Exercise aim:
Track down each line that has the word "dengan" and copy it.

Stored records:
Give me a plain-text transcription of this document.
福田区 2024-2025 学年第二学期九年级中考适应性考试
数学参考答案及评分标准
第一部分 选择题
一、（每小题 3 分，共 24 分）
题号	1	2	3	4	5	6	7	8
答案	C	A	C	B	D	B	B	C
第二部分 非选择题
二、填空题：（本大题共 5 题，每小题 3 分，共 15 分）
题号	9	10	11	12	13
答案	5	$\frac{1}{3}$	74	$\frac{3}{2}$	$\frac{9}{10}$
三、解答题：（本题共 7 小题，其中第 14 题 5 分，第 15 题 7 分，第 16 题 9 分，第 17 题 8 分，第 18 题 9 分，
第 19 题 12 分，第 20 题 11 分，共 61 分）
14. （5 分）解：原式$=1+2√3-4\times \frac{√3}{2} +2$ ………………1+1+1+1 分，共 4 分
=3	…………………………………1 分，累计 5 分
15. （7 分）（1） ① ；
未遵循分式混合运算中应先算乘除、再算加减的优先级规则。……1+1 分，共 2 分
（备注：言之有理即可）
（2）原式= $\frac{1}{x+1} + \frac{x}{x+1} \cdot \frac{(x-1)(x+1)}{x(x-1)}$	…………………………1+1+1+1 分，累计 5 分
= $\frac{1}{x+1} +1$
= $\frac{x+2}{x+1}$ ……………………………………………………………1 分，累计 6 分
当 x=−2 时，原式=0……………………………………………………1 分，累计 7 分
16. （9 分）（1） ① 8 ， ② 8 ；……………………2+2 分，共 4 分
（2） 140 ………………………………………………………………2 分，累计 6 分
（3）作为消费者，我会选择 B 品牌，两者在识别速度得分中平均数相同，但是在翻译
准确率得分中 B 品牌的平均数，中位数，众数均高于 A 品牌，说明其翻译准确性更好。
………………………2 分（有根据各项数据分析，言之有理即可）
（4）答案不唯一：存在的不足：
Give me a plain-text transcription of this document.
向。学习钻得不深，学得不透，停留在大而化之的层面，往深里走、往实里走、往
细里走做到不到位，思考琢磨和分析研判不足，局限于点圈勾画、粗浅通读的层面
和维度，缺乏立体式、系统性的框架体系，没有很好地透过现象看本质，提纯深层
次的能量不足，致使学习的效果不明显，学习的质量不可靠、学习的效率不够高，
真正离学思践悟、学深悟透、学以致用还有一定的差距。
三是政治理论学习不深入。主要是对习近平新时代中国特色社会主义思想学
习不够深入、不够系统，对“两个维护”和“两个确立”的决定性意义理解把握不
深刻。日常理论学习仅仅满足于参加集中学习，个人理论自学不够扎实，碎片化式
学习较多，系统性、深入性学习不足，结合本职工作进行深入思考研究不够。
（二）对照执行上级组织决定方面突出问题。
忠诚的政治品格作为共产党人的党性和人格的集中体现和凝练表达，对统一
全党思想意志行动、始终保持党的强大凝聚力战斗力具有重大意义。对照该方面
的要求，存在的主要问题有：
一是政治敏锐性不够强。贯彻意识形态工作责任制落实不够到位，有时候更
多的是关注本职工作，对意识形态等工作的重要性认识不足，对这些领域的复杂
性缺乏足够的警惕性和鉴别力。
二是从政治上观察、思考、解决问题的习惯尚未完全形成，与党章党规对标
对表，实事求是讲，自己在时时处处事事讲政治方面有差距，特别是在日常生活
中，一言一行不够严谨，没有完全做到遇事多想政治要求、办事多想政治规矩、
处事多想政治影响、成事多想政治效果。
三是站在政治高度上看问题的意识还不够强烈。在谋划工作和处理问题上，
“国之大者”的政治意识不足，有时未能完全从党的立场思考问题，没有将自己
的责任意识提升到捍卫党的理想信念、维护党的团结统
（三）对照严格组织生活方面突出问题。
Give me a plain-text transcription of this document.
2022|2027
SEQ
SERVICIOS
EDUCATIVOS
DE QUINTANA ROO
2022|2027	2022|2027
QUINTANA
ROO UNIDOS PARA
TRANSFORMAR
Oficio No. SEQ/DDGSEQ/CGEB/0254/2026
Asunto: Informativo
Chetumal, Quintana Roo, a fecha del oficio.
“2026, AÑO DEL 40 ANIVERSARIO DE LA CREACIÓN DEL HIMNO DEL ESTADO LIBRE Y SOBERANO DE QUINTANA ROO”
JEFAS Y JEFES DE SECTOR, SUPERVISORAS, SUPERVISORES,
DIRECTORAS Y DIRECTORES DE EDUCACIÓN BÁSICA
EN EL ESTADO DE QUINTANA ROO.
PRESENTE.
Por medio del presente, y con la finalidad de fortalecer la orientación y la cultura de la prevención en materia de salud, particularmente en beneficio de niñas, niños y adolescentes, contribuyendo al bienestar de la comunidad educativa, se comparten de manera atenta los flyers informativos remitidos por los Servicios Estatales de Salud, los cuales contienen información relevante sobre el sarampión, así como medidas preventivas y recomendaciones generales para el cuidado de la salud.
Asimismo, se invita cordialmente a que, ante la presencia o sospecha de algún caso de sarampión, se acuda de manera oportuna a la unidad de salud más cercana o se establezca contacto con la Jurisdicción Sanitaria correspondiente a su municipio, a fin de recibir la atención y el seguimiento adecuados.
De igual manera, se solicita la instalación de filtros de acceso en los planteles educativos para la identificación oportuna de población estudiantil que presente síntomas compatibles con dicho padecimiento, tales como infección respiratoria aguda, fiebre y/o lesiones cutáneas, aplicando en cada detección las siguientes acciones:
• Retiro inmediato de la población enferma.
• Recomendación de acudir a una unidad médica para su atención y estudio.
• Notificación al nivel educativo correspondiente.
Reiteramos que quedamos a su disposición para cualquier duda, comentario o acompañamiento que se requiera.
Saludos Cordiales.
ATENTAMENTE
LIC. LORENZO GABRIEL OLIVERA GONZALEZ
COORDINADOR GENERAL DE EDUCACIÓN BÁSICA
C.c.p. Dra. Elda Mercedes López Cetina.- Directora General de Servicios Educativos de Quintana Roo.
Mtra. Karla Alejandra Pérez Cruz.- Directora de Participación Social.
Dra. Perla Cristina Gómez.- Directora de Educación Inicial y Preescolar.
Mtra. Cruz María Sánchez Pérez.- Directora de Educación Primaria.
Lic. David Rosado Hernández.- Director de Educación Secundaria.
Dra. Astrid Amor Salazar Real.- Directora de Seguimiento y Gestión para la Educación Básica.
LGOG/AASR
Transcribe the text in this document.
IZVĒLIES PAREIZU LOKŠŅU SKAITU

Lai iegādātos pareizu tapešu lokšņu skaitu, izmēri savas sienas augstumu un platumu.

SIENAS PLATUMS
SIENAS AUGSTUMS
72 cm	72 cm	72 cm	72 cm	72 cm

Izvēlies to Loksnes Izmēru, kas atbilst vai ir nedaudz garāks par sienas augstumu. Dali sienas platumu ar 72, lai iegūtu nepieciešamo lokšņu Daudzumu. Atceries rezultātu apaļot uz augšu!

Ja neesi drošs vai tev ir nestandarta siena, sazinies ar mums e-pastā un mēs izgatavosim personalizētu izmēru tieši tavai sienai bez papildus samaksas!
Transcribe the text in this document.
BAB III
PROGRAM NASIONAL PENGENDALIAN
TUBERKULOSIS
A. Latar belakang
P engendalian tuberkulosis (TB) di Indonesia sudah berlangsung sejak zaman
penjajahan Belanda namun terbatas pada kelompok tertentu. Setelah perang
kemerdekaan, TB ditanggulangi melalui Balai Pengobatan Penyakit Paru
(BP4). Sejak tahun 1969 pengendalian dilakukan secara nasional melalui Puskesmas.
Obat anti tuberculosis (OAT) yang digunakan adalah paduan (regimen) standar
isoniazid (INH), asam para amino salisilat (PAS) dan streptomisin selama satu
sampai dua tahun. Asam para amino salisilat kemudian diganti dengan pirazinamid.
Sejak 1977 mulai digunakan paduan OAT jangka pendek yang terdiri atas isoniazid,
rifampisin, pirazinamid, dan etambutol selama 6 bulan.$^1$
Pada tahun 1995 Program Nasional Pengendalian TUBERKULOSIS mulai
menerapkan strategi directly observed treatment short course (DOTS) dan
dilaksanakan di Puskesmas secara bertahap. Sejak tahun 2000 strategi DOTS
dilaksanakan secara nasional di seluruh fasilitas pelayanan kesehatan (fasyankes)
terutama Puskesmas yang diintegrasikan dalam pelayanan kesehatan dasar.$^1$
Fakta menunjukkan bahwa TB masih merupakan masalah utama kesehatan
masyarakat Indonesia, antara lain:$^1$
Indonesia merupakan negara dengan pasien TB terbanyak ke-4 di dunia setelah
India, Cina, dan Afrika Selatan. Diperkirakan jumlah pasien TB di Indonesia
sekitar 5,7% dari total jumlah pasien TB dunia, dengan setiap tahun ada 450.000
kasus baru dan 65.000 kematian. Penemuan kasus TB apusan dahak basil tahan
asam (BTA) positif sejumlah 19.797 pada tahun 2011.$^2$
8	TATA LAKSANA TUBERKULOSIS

Answer for this exercise:
sampai dua tahun. Asam para amino salisilat kemudian diganti dengan pirazinamid.
Indonesia merupakan negara dengan pasien TB terbanyak ke-4 di dunia setelah
sekitar 5,7% dari total jumlah pasien TB dunia, dengan setiap tahun ada 450.000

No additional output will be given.